**AIM OF THE TASK**
Counting only lines that hold "change", give the total and nothing more.

**RECORD EXTRACTS**

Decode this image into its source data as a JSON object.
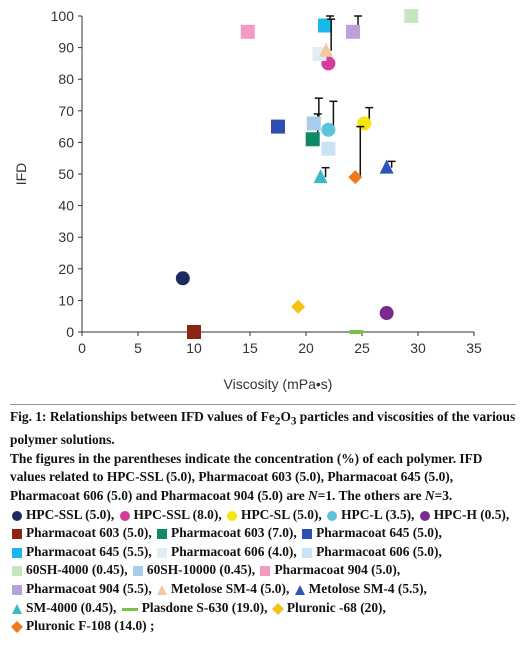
{
  "chart_data": {
    "type": "scatter",
    "xlabel": "Viscosity (mPa•s)",
    "ylabel": "IFD",
    "xlim": [
      0,
      35
    ],
    "ylim": [
      0,
      100
    ],
    "xticks": [
      "0",
      "5",
      "10",
      "15",
      "20",
      "25",
      "30",
      "35"
    ],
    "yticks": [
      "0",
      "10",
      "20",
      "30",
      "40",
      "50",
      "60",
      "70",
      "80",
      "90",
      "100"
    ],
    "series": [
      {
        "name": "HPC-SSL (5.0)",
        "color": "#1f2a5e",
        "shape": "circle",
        "x": 9,
        "y": 17
      },
      {
        "name": "HPC-SSL (8.0)",
        "color": "#d63c9a",
        "shape": "circle",
        "x": 22,
        "y": 85
      },
      {
        "name": "HPC-SL (5.0)",
        "color": "#f5e60c",
        "shape": "circle",
        "x": 25.2,
        "y": 66,
        "err": 5
      },
      {
        "name": "HPC-L (3.5)",
        "color": "#5bc4dc",
        "shape": "circle",
        "x": 22,
        "y": 64,
        "err": 9
      },
      {
        "name": "HPC-H (0.5)",
        "color": "#7b2b8e",
        "shape": "circle",
        "x": 27.2,
        "y": 6
      },
      {
        "name": "Pharmacoat 603 (5.0)",
        "color": "#8e2414",
        "shape": "square",
        "x": 10,
        "y": 0
      },
      {
        "name": "Pharmacoat 603 (7.0)",
        "color": "#0e8a68",
        "shape": "square",
        "x": 20.6,
        "y": 61,
        "err": 8
      },
      {
        "name": "Pharmacoat 645 (5.0)",
        "color": "#2e4fb0",
        "shape": "square",
        "x": 17.5,
        "y": 65
      },
      {
        "name": "Pharmacoat 645 (5.5)",
        "color": "#18b8ec",
        "shape": "square",
        "x": 21.7,
        "y": 97,
        "err": 3
      },
      {
        "name": "Pharmacoat 606 (4.0)",
        "color": "#dfeef6",
        "shape": "square",
        "x": 21.2,
        "y": 88
      },
      {
        "name": "Pharmacoat 606 (5.0)",
        "color": "#c9e3f3",
        "shape": "square",
        "x": 22,
        "y": 58
      },
      {
        "name": "60SH-4000 (0.45)",
        "color": "#c6e6c0",
        "shape": "square",
        "x": 29.4,
        "y": 100
      },
      {
        "name": "60SH-10000 (0.45)",
        "color": "#a9cde9",
        "shape": "square",
        "x": 20.7,
        "y": 66,
        "err": 8
      },
      {
        "name": "Pharmacoat 904 (5.0)",
        "color": "#f49ac0",
        "shape": "square",
        "x": 14.8,
        "y": 95
      },
      {
        "name": "Pharmacoat 904 (5.5)",
        "color": "#b9a3d6",
        "shape": "square",
        "x": 24.2,
        "y": 95,
        "err": 5
      },
      {
        "name": "Metolose SM-4 (5.0)",
        "color": "#f5c7a1",
        "shape": "triangle",
        "x": 21.8,
        "y": 89,
        "err": 10
      },
      {
        "name": "Metolose SM-4 (5.5)",
        "color": "#2b55b8",
        "shape": "triangle",
        "x": 27.2,
        "y": 52,
        "err": 2
      },
      {
        "name": "SM-4000 (0.45)",
        "color": "#3bbcc4",
        "shape": "triangle",
        "x": 21.3,
        "y": 49,
        "err": 3
      },
      {
        "name": "Plasdone S-630 (19.0)",
        "color": "#79c14b",
        "shape": "dash",
        "x": 24.5,
        "y": 0
      },
      {
        "name": "Pluronic -68 (20)",
        "color": "#f5c211",
        "shape": "diamond",
        "x": 19.3,
        "y": 8
      },
      {
        "name": "Pluronic F-108 (14.0)",
        "color": "#ee7a1f",
        "shape": "diamond",
        "x": 24.4,
        "y": 49,
        "err": 16
      }
    ]
  },
  "caption": {
    "fig_label": "Fig. 1:",
    "fig_title": "Relationships between IFD values of Fe",
    "fig_title_sub": "2",
    "fig_title_mid": "O",
    "fig_title_sub2": "3",
    "fig_title_end": "particles and viscosities of the various polymer solutions.",
    "note1": "The figures in the parentheses indicate the concentration (%) of each polymer. IFD values related to HPC-SSL (5.0), Pharmacoat 603 (5.0), Pharmacoat 645 (5.0), Pharmacoat 606 (5.0) and Pharmacoat 904 (5.0) are",
    "n1": "N",
    "note2": "=1. The others are",
    "n3": "N",
    "note3": "=3.",
    "final_sep": ";"
  }
}
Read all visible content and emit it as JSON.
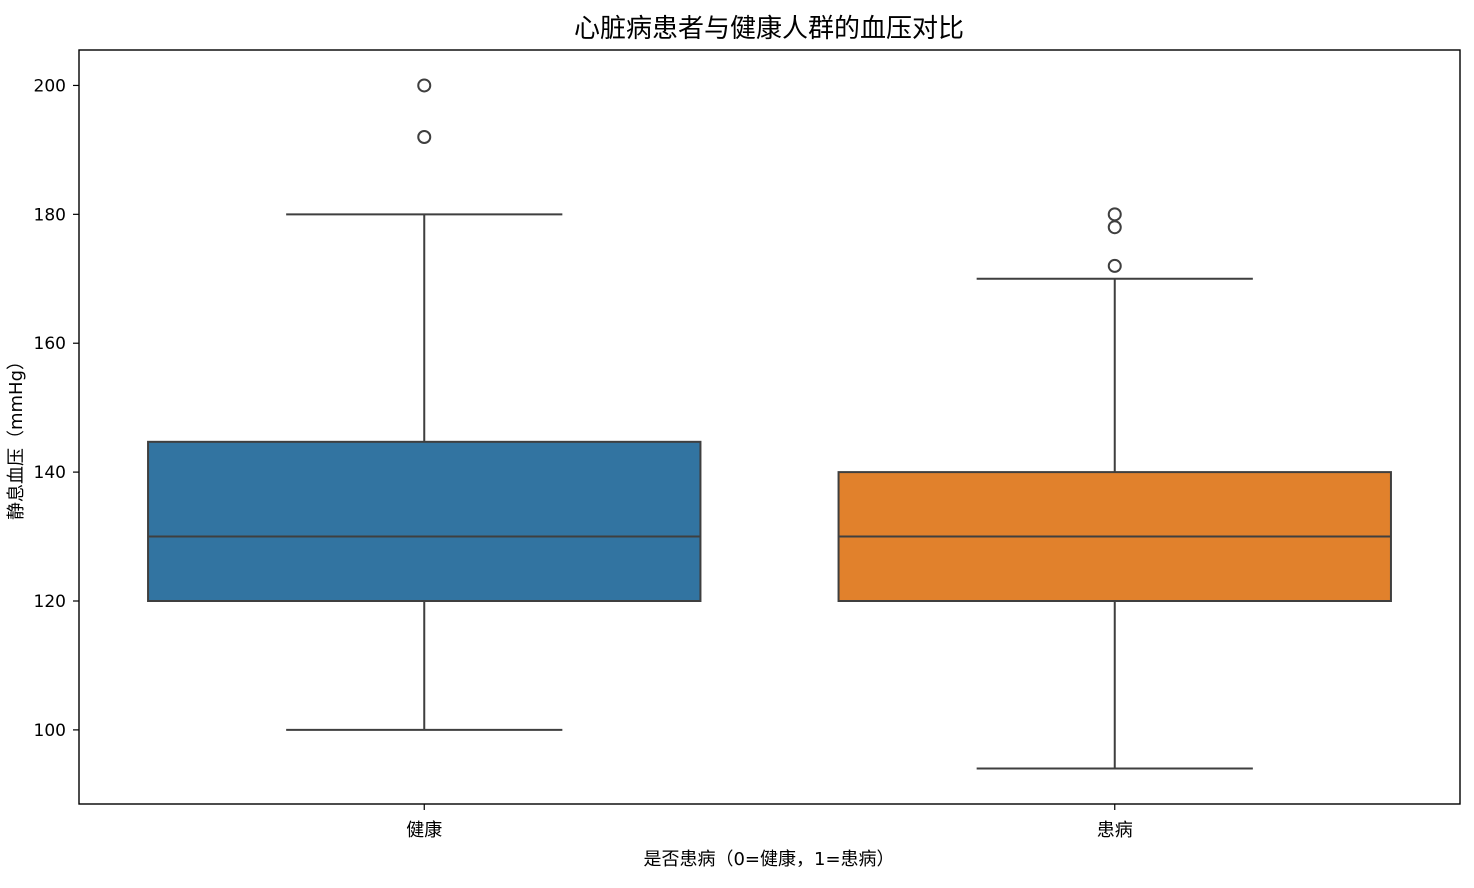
{
  "chart_data": {
    "type": "box",
    "title": "心脏病患者与健康人群的血压对比",
    "xlabel": "是否患病（0=健康，1=患病）",
    "ylabel": "静息血压（mmHg）",
    "ylim": [
      88.5,
      205.5
    ],
    "yticks": [
      100,
      120,
      140,
      160,
      180,
      200
    ],
    "categories": [
      "健康",
      "患病"
    ],
    "grid": false,
    "boxes": [
      {
        "category": "健康",
        "color": "#3274a1",
        "whisker_low": 100,
        "q1": 120,
        "median": 130,
        "q3": 144.7,
        "whisker_high": 180,
        "outliers": [
          192,
          200
        ]
      },
      {
        "category": "患病",
        "color": "#e1812c",
        "whisker_low": 94,
        "q1": 120,
        "median": 130,
        "q3": 140,
        "whisker_high": 170,
        "outliers": [
          172,
          178,
          180
        ]
      }
    ]
  }
}
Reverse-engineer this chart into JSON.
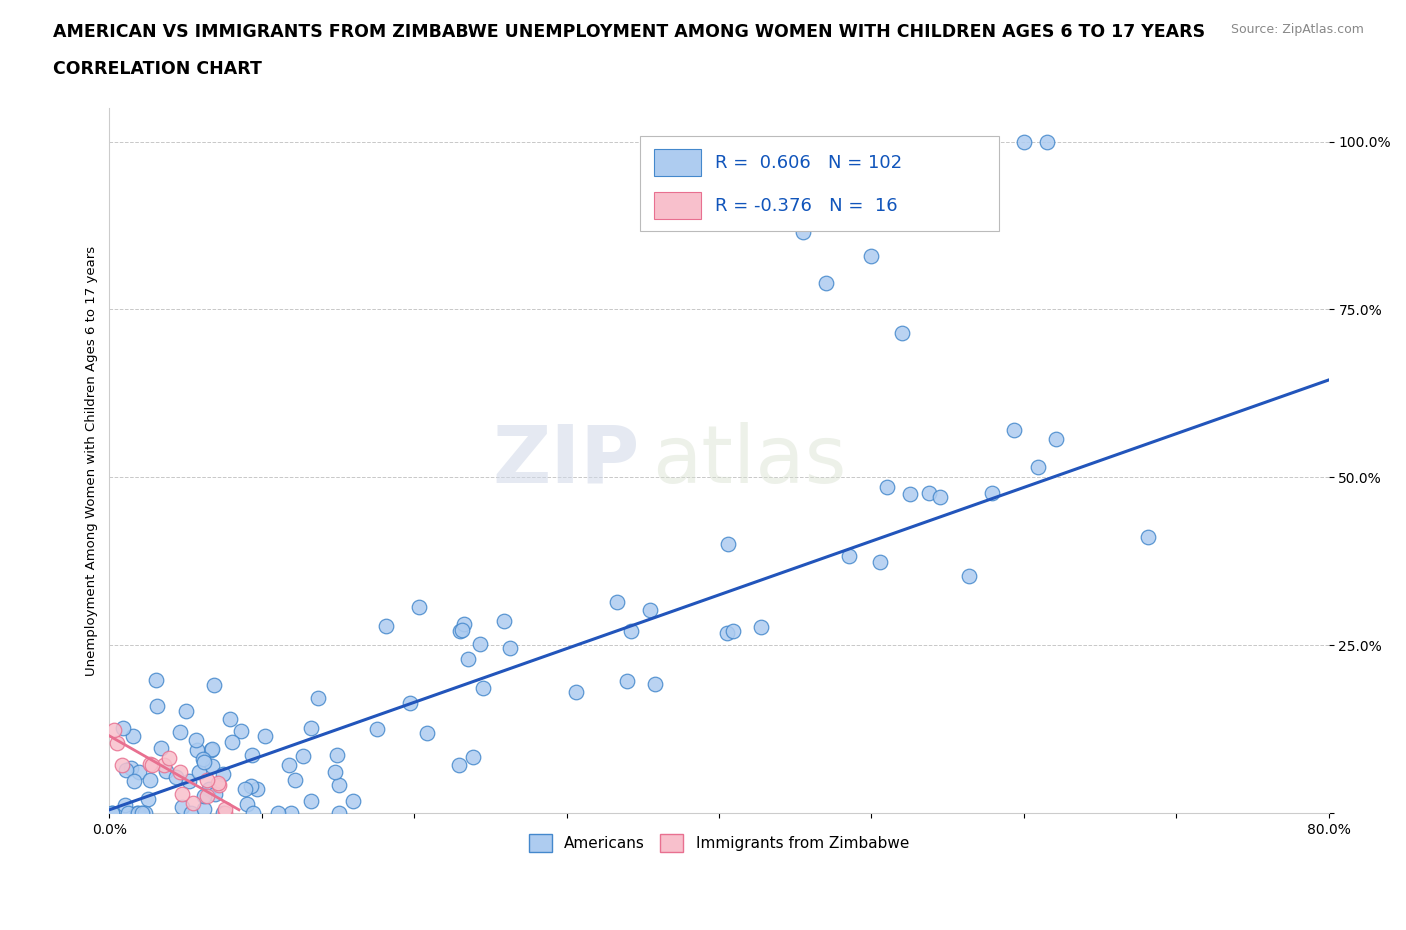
{
  "title_line1": "AMERICAN VS IMMIGRANTS FROM ZIMBABWE UNEMPLOYMENT AMONG WOMEN WITH CHILDREN AGES 6 TO 17 YEARS",
  "title_line2": "CORRELATION CHART",
  "source_text": "Source: ZipAtlas.com",
  "ylabel": "Unemployment Among Women with Children Ages 6 to 17 years",
  "xlim": [
    0.0,
    0.8
  ],
  "ylim": [
    0.0,
    1.05
  ],
  "ytick_positions": [
    0.0,
    0.25,
    0.5,
    0.75,
    1.0
  ],
  "ytick_labels": [
    "",
    "25.0%",
    "50.0%",
    "75.0%",
    "100.0%"
  ],
  "grid_color": "#c8c8c8",
  "background_color": "#ffffff",
  "americans_color": "#aeccf0",
  "americans_edge_color": "#4488cc",
  "zimbabwe_color": "#f8c0cc",
  "zimbabwe_edge_color": "#e87090",
  "regression_blue_color": "#2255bb",
  "regression_am_x0": 0.0,
  "regression_am_y0": 0.005,
  "regression_am_x1": 0.8,
  "regression_am_y1": 0.645,
  "regression_zim_x0": 0.0,
  "regression_zim_y0": 0.115,
  "regression_zim_x1": 0.085,
  "regression_zim_y1": 0.005,
  "legend_r_american": "0.606",
  "legend_n_american": "102",
  "legend_r_zimbabwe": "-0.376",
  "legend_n_zimbabwe": "16",
  "title_fontsize": 12.5,
  "subtitle_fontsize": 12.5,
  "axis_label_fontsize": 9.5,
  "tick_fontsize": 10,
  "legend_fontsize": 13
}
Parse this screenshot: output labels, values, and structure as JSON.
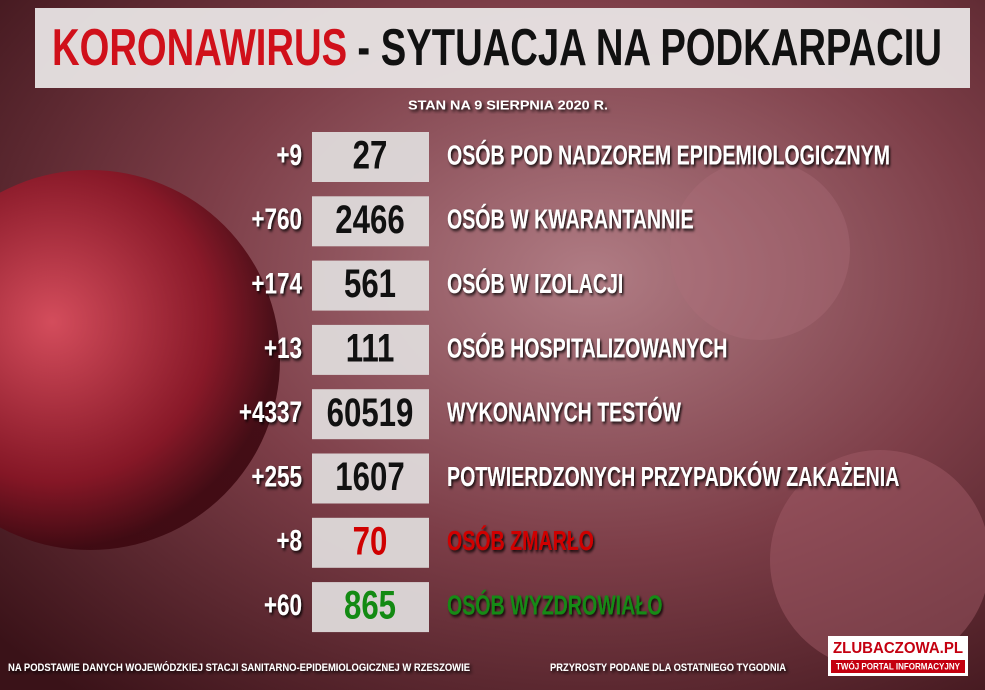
{
  "header": {
    "title_highlight": "KORONAWIRUS",
    "title_rest": "- SYTUACJA NA PODKARPACIU",
    "subtitle": "STAN NA 9 SIERPNIA 2020 R."
  },
  "rows": [
    {
      "change": "+9",
      "value": "27",
      "label": "OSÓB POD NADZOREM EPIDEMIOLOGICZNYM"
    },
    {
      "change": "+760",
      "value": "2466",
      "label": "OSÓB W KWARANTANNIE"
    },
    {
      "change": "+174",
      "value": "561",
      "label": "OSÓB W IZOLACJI"
    },
    {
      "change": "+13",
      "value": "111",
      "label": "OSÓB HOSPITALIZOWANYCH"
    },
    {
      "change": "+4337",
      "value": "60519",
      "label": "WYKONANYCH TESTÓW"
    },
    {
      "change": "+255",
      "value": "1607",
      "label": "POTWIERDZONYCH PRZYPADKÓW ZAKAŻENIA"
    },
    {
      "change": "+8",
      "value": "70",
      "label": "OSÓB ZMARŁO",
      "color": "#d00000"
    },
    {
      "change": "+60",
      "value": "865",
      "label": "OSÓB WYZDROWIAŁO",
      "color": "#138a13"
    }
  ],
  "footer": {
    "source": "NA PODSTAWIE DANYCH WOJEWÓDZKIEJ STACJI SANITARNO-EPIDEMIOLOGICZNEJ W RZESZOWIE",
    "note": "PRZYROSTY PODANE DLA OSTATNIEGO TYGODNIA",
    "logo": "ZLUBACZOWA.PL",
    "logo_tagline": "TWÓJ PORTAL INFORMACYJNY"
  }
}
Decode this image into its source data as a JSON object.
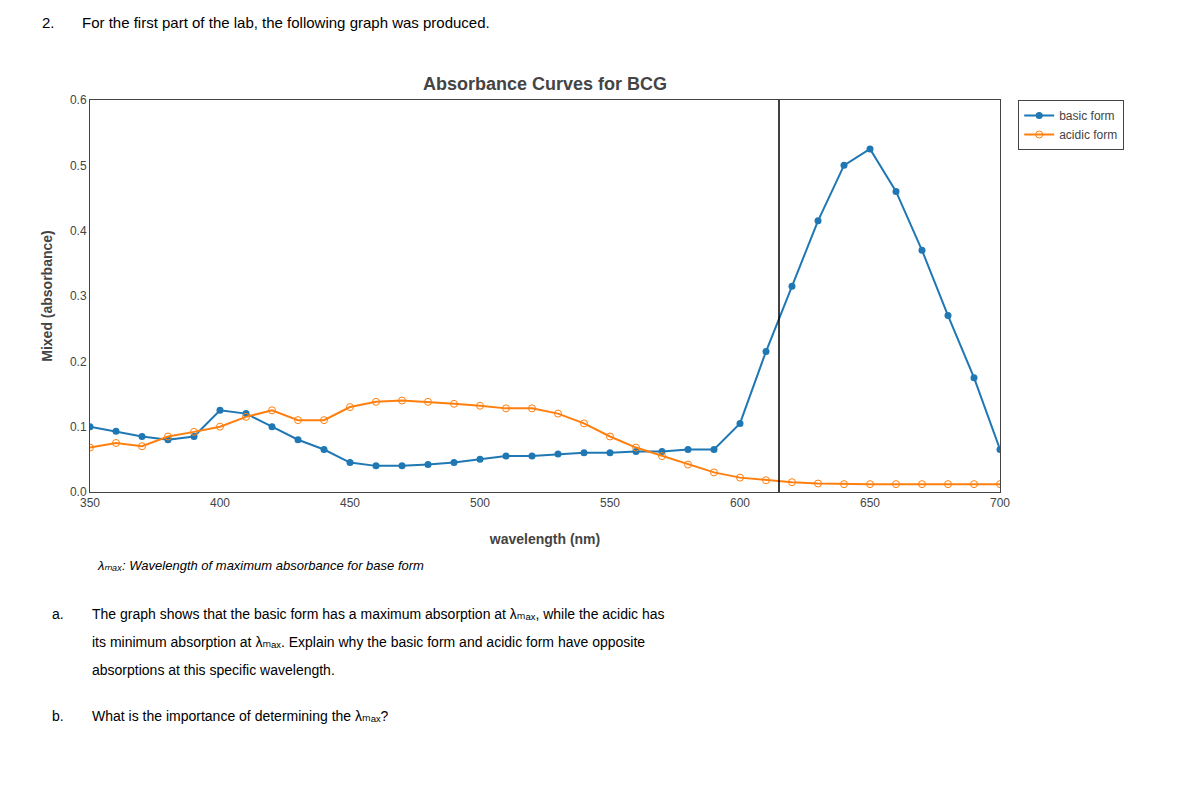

**RESPONSE TO THE EXERCISE**
8